▸ **Written task**
Search the records for the word "Custom" and pick out every line that has it.

--- Data shown ---

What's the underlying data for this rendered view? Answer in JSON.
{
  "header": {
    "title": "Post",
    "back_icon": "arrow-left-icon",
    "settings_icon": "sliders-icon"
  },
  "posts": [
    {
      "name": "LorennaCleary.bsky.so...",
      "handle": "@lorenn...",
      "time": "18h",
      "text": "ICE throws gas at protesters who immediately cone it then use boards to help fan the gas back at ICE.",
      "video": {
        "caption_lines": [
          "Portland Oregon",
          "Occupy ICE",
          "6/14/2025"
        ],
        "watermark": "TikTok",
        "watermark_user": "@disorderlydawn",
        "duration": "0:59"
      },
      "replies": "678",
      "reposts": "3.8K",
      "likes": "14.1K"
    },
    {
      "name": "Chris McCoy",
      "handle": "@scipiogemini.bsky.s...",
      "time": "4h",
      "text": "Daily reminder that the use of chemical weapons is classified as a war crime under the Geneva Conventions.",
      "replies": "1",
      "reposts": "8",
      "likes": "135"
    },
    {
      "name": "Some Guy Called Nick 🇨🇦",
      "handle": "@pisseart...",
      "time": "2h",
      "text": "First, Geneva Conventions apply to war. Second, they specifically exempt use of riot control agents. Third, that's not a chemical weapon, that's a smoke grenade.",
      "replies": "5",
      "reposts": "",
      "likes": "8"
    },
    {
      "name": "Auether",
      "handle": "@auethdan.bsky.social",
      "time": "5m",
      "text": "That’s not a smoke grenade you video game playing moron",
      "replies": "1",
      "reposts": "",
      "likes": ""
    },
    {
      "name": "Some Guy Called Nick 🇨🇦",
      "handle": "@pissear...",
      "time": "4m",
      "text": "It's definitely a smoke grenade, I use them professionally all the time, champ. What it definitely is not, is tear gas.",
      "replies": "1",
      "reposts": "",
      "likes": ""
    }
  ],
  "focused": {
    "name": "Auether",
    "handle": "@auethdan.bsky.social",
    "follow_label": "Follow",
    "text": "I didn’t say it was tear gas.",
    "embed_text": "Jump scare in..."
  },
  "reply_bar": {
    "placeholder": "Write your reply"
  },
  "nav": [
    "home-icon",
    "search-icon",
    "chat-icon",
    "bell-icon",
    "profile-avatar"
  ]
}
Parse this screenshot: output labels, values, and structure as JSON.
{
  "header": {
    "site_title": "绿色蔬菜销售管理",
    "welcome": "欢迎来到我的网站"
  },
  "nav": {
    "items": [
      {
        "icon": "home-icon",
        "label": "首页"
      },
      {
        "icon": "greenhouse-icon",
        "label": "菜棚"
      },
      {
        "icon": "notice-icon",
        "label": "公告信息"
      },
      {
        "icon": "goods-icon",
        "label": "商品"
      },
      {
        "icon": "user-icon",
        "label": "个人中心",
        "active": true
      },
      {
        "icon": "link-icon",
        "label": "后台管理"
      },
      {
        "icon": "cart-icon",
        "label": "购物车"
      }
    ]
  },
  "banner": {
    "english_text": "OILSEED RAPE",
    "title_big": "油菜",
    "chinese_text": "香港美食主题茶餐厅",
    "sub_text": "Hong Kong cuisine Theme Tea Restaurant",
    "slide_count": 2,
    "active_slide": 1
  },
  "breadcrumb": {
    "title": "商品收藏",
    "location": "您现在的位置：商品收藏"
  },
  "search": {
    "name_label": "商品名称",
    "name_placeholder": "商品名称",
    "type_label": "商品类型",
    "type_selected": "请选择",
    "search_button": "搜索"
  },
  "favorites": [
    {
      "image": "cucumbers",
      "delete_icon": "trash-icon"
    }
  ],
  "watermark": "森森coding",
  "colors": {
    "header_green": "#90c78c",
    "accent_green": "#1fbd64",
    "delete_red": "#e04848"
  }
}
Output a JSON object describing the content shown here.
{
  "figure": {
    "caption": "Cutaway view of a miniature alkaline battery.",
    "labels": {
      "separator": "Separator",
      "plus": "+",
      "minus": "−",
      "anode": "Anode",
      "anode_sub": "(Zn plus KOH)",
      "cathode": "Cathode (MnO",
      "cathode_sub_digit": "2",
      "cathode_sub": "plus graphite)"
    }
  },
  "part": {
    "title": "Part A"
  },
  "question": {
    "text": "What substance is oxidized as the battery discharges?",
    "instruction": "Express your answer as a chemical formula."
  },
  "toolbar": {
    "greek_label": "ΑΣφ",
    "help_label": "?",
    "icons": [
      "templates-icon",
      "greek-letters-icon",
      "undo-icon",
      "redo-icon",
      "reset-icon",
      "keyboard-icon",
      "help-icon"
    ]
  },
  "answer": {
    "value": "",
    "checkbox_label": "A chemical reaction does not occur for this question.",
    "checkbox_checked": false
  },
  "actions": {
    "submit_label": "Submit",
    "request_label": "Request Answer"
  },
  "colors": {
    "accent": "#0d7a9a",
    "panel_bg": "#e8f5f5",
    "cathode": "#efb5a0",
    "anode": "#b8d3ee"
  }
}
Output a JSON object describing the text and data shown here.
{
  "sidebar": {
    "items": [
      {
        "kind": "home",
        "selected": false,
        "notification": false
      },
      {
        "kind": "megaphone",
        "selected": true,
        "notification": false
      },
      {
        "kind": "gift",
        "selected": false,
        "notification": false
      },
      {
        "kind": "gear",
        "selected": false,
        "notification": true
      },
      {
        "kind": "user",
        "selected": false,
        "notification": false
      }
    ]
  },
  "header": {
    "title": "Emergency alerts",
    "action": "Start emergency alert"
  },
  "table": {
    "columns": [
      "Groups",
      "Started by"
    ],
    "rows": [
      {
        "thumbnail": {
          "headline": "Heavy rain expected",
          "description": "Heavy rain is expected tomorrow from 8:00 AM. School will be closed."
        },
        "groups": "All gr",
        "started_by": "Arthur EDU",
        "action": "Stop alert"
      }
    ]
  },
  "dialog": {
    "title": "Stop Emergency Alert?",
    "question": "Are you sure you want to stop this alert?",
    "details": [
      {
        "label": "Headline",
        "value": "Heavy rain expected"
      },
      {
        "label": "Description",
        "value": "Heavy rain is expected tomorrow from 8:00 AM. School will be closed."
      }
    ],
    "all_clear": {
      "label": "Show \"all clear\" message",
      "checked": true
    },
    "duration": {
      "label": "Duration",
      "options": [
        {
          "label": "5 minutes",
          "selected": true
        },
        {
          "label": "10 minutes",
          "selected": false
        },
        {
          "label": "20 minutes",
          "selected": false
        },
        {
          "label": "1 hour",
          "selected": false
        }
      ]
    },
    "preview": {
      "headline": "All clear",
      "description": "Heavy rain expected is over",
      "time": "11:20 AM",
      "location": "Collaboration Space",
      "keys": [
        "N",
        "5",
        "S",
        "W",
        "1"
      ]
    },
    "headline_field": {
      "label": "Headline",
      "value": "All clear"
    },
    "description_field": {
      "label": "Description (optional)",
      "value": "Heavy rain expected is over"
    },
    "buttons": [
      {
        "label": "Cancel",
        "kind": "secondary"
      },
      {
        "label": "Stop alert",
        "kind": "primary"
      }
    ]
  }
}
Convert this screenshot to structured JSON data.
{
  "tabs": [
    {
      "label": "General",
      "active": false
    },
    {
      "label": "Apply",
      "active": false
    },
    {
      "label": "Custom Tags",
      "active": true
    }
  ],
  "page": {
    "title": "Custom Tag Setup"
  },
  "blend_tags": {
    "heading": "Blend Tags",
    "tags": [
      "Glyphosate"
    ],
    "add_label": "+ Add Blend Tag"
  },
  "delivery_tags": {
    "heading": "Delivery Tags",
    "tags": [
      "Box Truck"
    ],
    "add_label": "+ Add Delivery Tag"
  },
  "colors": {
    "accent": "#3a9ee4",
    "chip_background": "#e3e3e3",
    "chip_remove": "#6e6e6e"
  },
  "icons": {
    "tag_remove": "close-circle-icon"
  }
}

---

▸ **Correct response**
      "label": "Custom Tags",
    "title": "Custom Tag Setup"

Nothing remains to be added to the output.